>> Start Supplied data

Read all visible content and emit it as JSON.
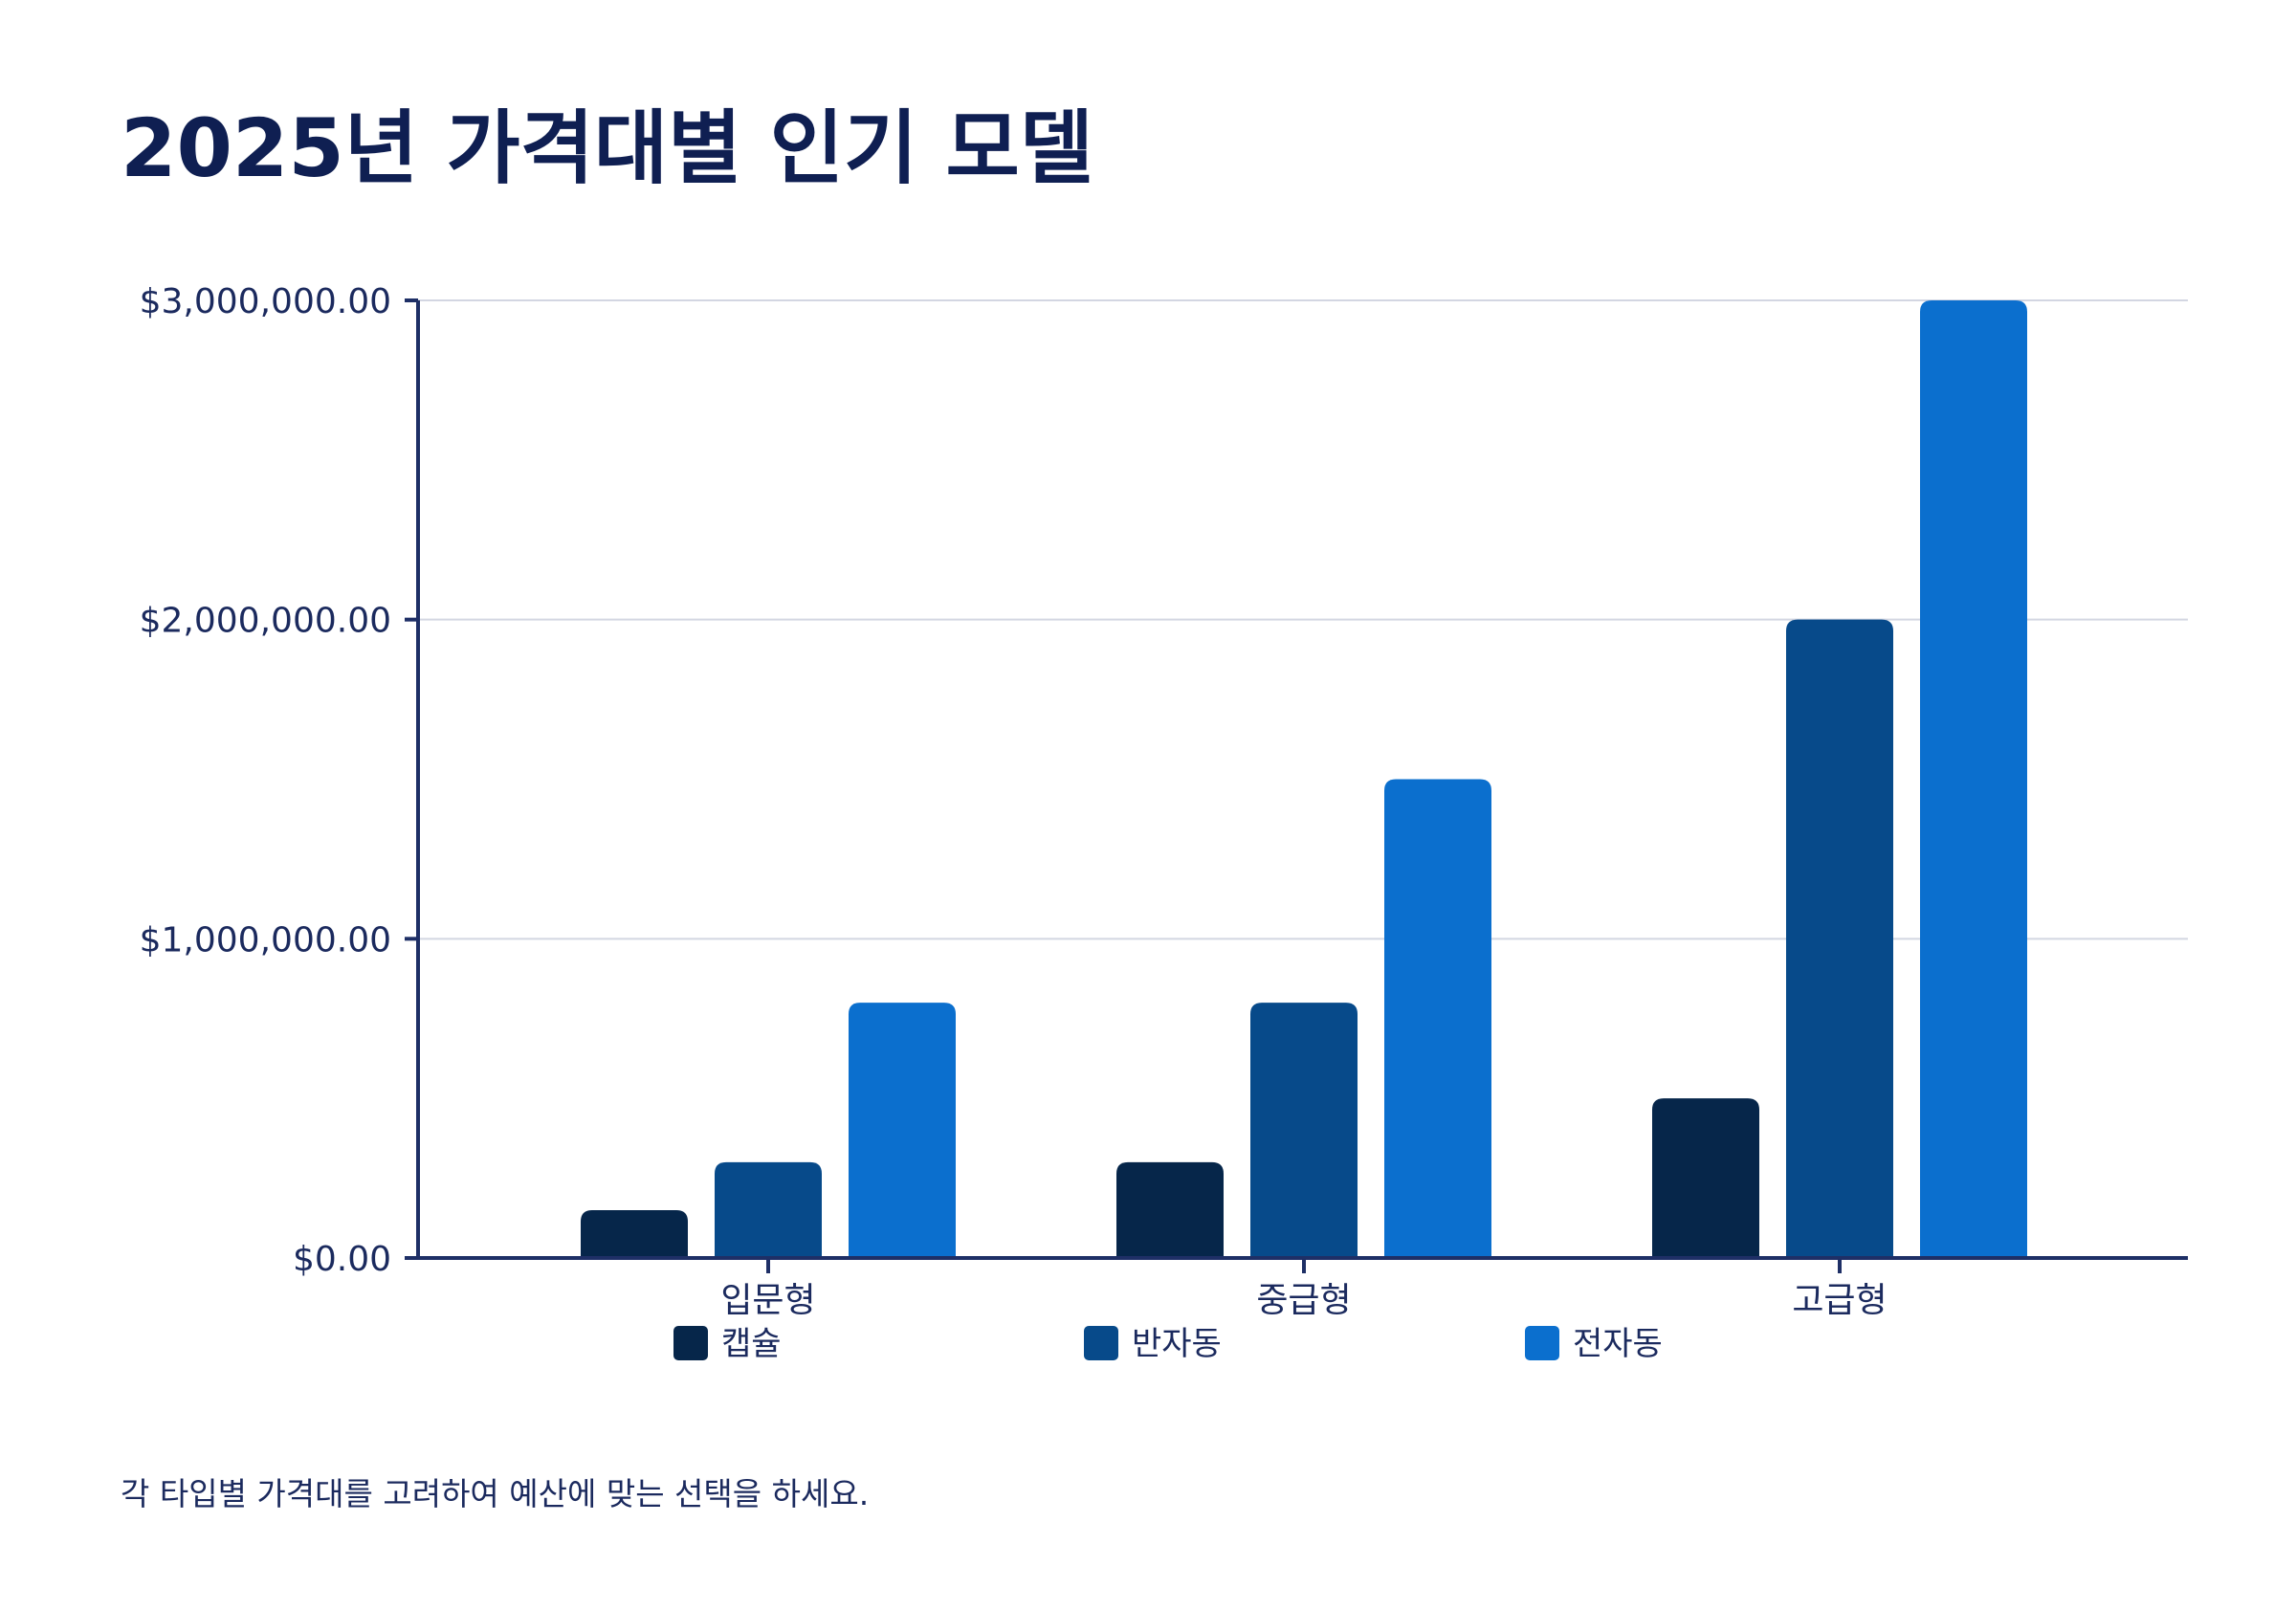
{
  "chart_data": {
    "type": "bar",
    "title": "2025년 가격대별 인기 모델",
    "categories": [
      "입문형",
      "중급형",
      "고급형"
    ],
    "series": [
      {
        "name": "캡슐",
        "color": "#06264a",
        "values": [
          150000,
          300000,
          500000
        ]
      },
      {
        "name": "반자동",
        "color": "#074a8a",
        "values": [
          300000,
          800000,
          2000000
        ]
      },
      {
        "name": "전자동",
        "color": "#0b6fce",
        "values": [
          800000,
          1500000,
          3000000
        ]
      }
    ],
    "ylim": [
      0,
      3000000
    ],
    "yticks": [
      0,
      1000000,
      2000000,
      3000000
    ],
    "ytick_labels": [
      "$0.00",
      "$1,000,000.00",
      "$2,000,000.00",
      "$3,000,000.00"
    ],
    "xlabel": "",
    "ylabel": "",
    "grid": true,
    "legend_position": "bottom",
    "footnote": "각 타입별 가격대를 고려하여 예산에 맞는 선택을 하세요."
  }
}
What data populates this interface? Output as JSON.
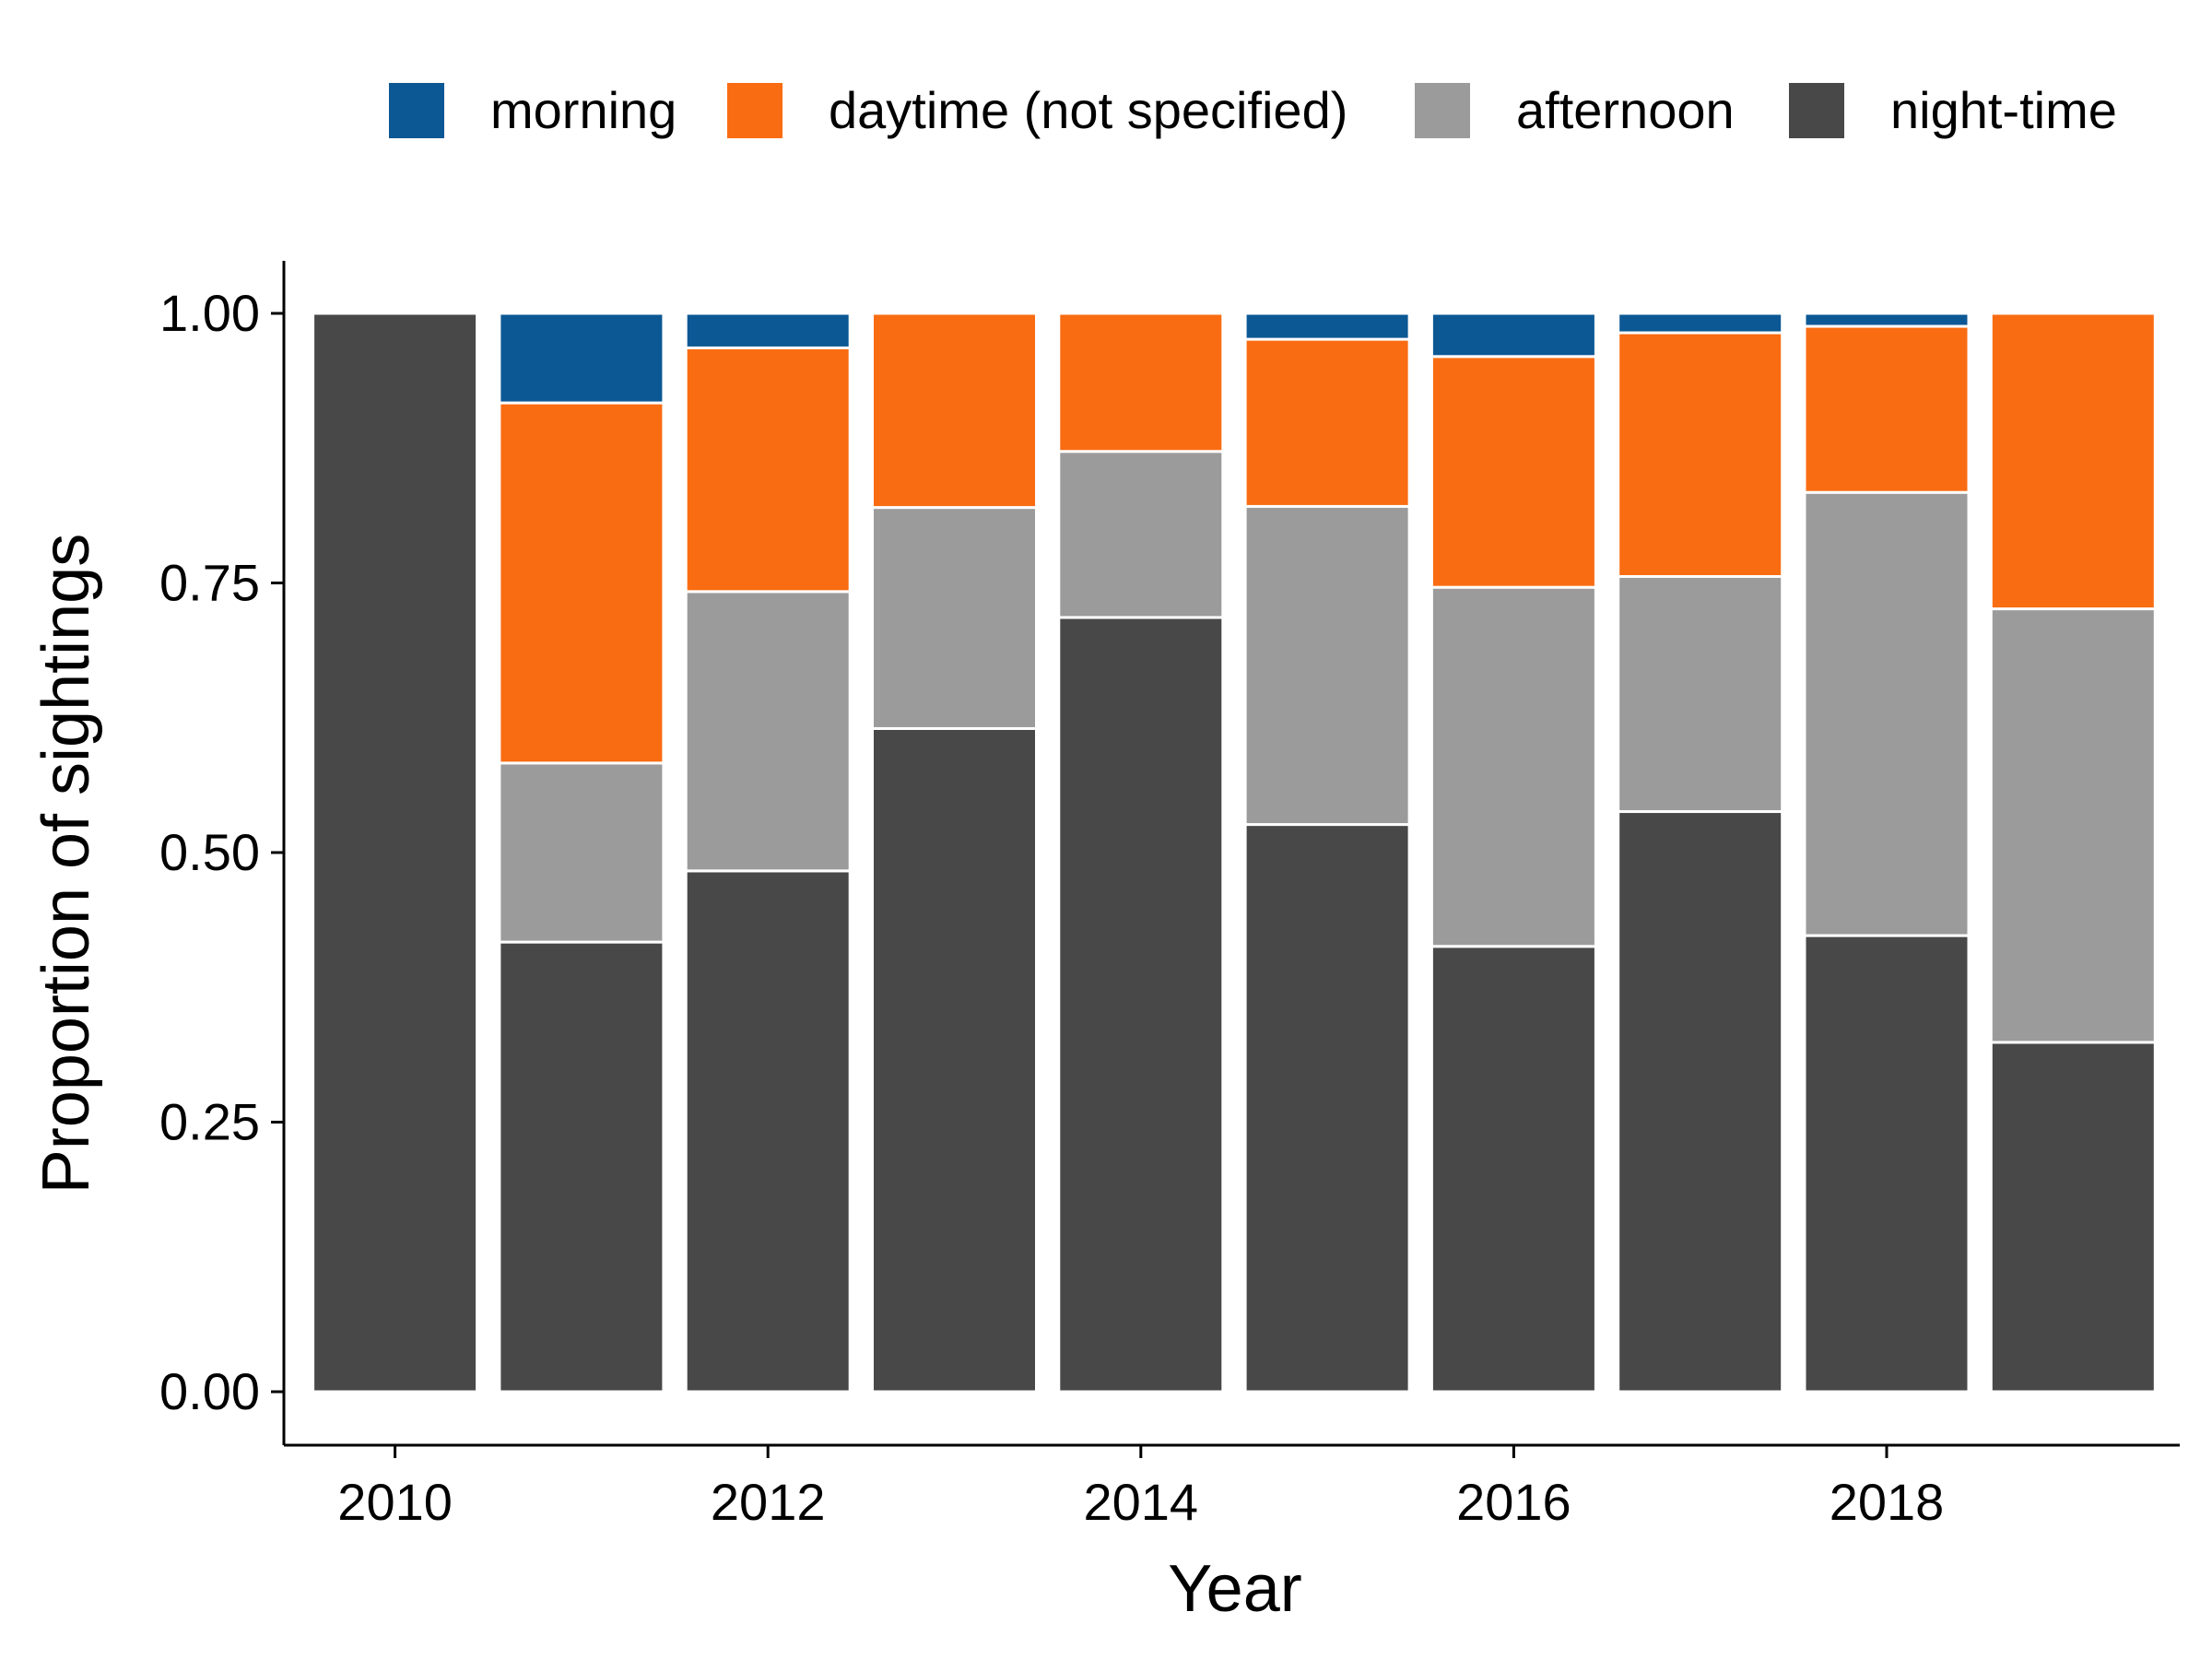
{
  "chart_data": {
    "type": "bar",
    "stacked": true,
    "xlabel": "Year",
    "ylabel": "Proportion of sightings",
    "ylim": [
      0,
      1
    ],
    "xlim": [
      2009.5,
      2019.5
    ],
    "x_ticks": [
      "2010",
      "2012",
      "2014",
      "2016",
      "2018"
    ],
    "y_ticks": [
      "0.00",
      "0.25",
      "0.50",
      "0.75",
      "1.00"
    ],
    "legend_position": "top",
    "categories": [
      2010,
      2011,
      2012,
      2013,
      2014,
      2015,
      2016,
      2017,
      2018,
      2019
    ],
    "series": [
      {
        "name": "night-time",
        "color": "#484848",
        "values": [
          1.0,
          0.417,
          0.483,
          0.615,
          0.718,
          0.526,
          0.413,
          0.538,
          0.423,
          0.324
        ]
      },
      {
        "name": "afternoon",
        "color": "#9b9b9b",
        "values": [
          0.0,
          0.166,
          0.259,
          0.205,
          0.154,
          0.295,
          0.333,
          0.218,
          0.411,
          0.402
        ]
      },
      {
        "name": "daytime (not specified)",
        "color": "#f96c12",
        "values": [
          0.0,
          0.334,
          0.226,
          0.18,
          0.128,
          0.155,
          0.214,
          0.226,
          0.154,
          0.274
        ]
      },
      {
        "name": "morning",
        "color": "#0c5894",
        "values": [
          0.0,
          0.083,
          0.032,
          0.0,
          0.0,
          0.024,
          0.04,
          0.018,
          0.012,
          0.0
        ]
      }
    ],
    "legend_order": [
      "morning",
      "daytime (not specified)",
      "afternoon",
      "night-time"
    ],
    "grid": false
  }
}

>> End Supplied data

### Requirements:
Reproduce the entries above exactly. Do not include the images.

### Task output:
Read all visible content and emit it as JSON.
{
  "chart_data": {
    "type": "bar",
    "title": "2025년 가격대별 인기 모델",
    "categories": [
      "입문형",
      "중급형",
      "고급형"
    ],
    "series": [
      {
        "name": "캡슐",
        "color": "#06264a",
        "values": [
          150000,
          300000,
          500000
        ]
      },
      {
        "name": "반자동",
        "color": "#074a8a",
        "values": [
          300000,
          800000,
          2000000
        ]
      },
      {
        "name": "전자동",
        "color": "#0b6fce",
        "values": [
          800000,
          1500000,
          3000000
        ]
      }
    ],
    "ylim": [
      0,
      3000000
    ],
    "yticks": [
      0,
      1000000,
      2000000,
      3000000
    ],
    "ytick_labels": [
      "$0.00",
      "$1,000,000.00",
      "$2,000,000.00",
      "$3,000,000.00"
    ],
    "xlabel": "",
    "ylabel": "",
    "grid": true,
    "legend_position": "bottom",
    "footnote": "각 타입별 가격대를 고려하여 예산에 맞는 선택을 하세요."
  }
}
What data populates this interface? Output as JSON.
{
  "chart_data": {
    "type": "bar",
    "stacked": true,
    "xlabel": "Year",
    "ylabel": "Proportion of sightings",
    "ylim": [
      0,
      1
    ],
    "xlim": [
      2009.5,
      2019.5
    ],
    "x_ticks": [
      "2010",
      "2012",
      "2014",
      "2016",
      "2018"
    ],
    "y_ticks": [
      "0.00",
      "0.25",
      "0.50",
      "0.75",
      "1.00"
    ],
    "legend_position": "top",
    "categories": [
      2010,
      2011,
      2012,
      2013,
      2014,
      2015,
      2016,
      2017,
      2018,
      2019
    ],
    "series": [
      {
        "name": "night-time",
        "color": "#484848",
        "values": [
          1.0,
          0.417,
          0.483,
          0.615,
          0.718,
          0.526,
          0.413,
          0.538,
          0.423,
          0.324
        ]
      },
      {
        "name": "afternoon",
        "color": "#9b9b9b",
        "values": [
          0.0,
          0.166,
          0.259,
          0.205,
          0.154,
          0.295,
          0.333,
          0.218,
          0.411,
          0.402
        ]
      },
      {
        "name": "daytime (not specified)",
        "color": "#f96c12",
        "values": [
          0.0,
          0.334,
          0.226,
          0.18,
          0.128,
          0.155,
          0.214,
          0.226,
          0.154,
          0.274
        ]
      },
      {
        "name": "morning",
        "color": "#0c5894",
        "values": [
          0.0,
          0.083,
          0.032,
          0.0,
          0.0,
          0.024,
          0.04,
          0.018,
          0.012,
          0.0
        ]
      }
    ],
    "legend_order": [
      "morning",
      "daytime (not specified)",
      "afternoon",
      "night-time"
    ],
    "grid": false
  }
}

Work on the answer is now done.